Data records
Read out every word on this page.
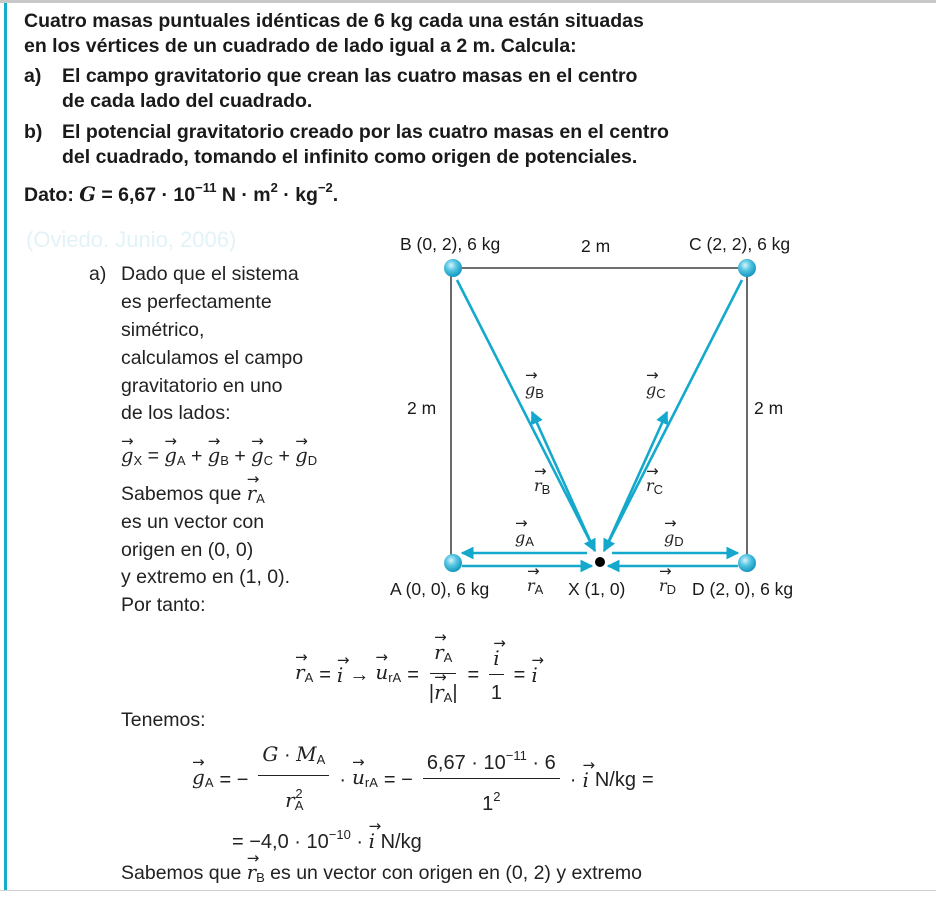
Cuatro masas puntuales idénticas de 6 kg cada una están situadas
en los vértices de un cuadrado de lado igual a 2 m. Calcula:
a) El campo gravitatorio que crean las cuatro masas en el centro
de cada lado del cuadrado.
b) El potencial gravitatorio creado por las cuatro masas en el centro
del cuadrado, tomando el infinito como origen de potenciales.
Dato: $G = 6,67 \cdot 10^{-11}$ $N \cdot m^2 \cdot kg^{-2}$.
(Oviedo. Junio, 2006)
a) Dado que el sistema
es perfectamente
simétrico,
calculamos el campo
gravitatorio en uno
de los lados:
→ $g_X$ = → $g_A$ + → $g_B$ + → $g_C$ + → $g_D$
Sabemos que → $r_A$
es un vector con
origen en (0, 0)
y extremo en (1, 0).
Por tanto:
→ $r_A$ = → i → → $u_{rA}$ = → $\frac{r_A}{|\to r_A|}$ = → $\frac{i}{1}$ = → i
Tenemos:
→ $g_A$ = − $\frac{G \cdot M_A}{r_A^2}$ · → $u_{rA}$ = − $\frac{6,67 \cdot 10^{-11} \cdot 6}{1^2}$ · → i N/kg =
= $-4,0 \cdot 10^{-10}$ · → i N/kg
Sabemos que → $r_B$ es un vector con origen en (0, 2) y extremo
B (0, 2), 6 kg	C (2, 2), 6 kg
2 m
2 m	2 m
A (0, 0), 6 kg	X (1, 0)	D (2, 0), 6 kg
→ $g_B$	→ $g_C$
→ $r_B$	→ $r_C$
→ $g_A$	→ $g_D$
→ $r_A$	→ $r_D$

...

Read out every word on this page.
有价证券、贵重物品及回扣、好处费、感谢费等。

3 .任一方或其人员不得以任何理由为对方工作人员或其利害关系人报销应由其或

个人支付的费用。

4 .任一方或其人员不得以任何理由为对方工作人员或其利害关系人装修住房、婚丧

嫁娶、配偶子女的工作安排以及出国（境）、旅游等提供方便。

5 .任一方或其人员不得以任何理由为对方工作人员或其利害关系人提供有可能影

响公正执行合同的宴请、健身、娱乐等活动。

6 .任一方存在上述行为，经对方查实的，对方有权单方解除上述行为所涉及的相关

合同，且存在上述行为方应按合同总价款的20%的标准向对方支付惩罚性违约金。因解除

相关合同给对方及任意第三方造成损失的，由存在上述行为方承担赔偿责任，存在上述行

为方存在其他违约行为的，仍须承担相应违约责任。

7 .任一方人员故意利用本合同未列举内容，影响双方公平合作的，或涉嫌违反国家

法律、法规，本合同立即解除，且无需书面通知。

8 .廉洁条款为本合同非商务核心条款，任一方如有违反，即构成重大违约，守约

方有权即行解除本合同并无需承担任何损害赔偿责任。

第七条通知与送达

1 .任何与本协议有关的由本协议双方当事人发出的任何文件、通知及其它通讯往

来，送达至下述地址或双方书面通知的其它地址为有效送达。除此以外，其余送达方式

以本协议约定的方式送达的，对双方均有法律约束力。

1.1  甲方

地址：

...

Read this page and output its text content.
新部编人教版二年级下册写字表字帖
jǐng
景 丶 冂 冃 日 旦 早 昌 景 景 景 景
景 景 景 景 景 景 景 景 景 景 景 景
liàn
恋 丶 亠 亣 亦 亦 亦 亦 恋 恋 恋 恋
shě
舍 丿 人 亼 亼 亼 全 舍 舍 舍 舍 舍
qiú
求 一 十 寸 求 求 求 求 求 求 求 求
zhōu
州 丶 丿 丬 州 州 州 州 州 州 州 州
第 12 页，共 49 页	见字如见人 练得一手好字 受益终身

• _Description of the task_
List the lines of the material in which the word "gravitatorio" occurs.

• _Response to this exercise_
a) El campo gravitatorio que crean las cuatro masas en el centro
b) El potencial gravitatorio creado por las cuatro masas en el centro
gravitatorio en uno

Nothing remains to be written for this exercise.